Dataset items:

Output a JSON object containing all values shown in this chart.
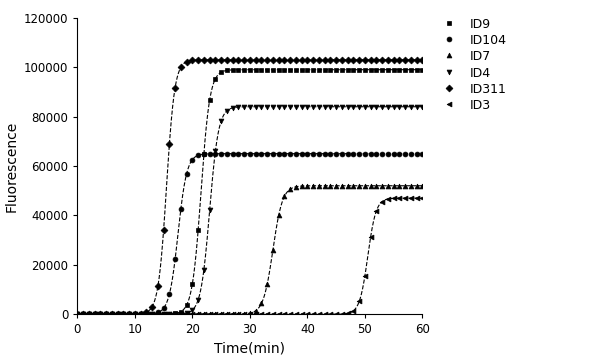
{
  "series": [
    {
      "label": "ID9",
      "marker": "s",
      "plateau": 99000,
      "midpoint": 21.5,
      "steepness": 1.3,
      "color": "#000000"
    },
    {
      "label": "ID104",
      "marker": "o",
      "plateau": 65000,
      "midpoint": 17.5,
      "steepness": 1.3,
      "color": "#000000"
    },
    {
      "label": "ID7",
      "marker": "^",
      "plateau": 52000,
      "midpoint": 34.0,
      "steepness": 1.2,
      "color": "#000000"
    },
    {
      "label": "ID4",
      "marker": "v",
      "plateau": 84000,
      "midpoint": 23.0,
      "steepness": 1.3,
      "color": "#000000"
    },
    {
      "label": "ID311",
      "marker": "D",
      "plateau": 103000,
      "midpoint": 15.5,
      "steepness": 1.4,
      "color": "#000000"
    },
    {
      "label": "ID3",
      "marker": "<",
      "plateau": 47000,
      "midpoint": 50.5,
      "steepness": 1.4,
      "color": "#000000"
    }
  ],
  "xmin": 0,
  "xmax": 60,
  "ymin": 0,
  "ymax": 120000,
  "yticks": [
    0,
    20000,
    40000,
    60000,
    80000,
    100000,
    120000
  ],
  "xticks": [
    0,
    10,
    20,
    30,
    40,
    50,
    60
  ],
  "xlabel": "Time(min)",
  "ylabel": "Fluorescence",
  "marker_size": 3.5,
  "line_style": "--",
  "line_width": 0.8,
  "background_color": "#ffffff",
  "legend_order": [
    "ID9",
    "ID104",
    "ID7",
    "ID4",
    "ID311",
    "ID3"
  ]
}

### GIVEN INSTRUCTION
Copy out each line word for word, please, skipping the images.

### FINISHED ANSWER
Output a JSON object containing all values shown in this chart.
{
  "series": [
    {
      "label": "ID9",
      "marker": "s",
      "plateau": 99000,
      "midpoint": 21.5,
      "steepness": 1.3,
      "color": "#000000"
    },
    {
      "label": "ID104",
      "marker": "o",
      "plateau": 65000,
      "midpoint": 17.5,
      "steepness": 1.3,
      "color": "#000000"
    },
    {
      "label": "ID7",
      "marker": "^",
      "plateau": 52000,
      "midpoint": 34.0,
      "steepness": 1.2,
      "color": "#000000"
    },
    {
      "label": "ID4",
      "marker": "v",
      "plateau": 84000,
      "midpoint": 23.0,
      "steepness": 1.3,
      "color": "#000000"
    },
    {
      "label": "ID311",
      "marker": "D",
      "plateau": 103000,
      "midpoint": 15.5,
      "steepness": 1.4,
      "color": "#000000"
    },
    {
      "label": "ID3",
      "marker": "<",
      "plateau": 47000,
      "midpoint": 50.5,
      "steepness": 1.4,
      "color": "#000000"
    }
  ],
  "xmin": 0,
  "xmax": 60,
  "ymin": 0,
  "ymax": 120000,
  "yticks": [
    0,
    20000,
    40000,
    60000,
    80000,
    100000,
    120000
  ],
  "xticks": [
    0,
    10,
    20,
    30,
    40,
    50,
    60
  ],
  "xlabel": "Time(min)",
  "ylabel": "Fluorescence",
  "marker_size": 3.5,
  "line_style": "--",
  "line_width": 0.8,
  "background_color": "#ffffff",
  "legend_order": [
    "ID9",
    "ID104",
    "ID7",
    "ID4",
    "ID311",
    "ID3"
  ]
}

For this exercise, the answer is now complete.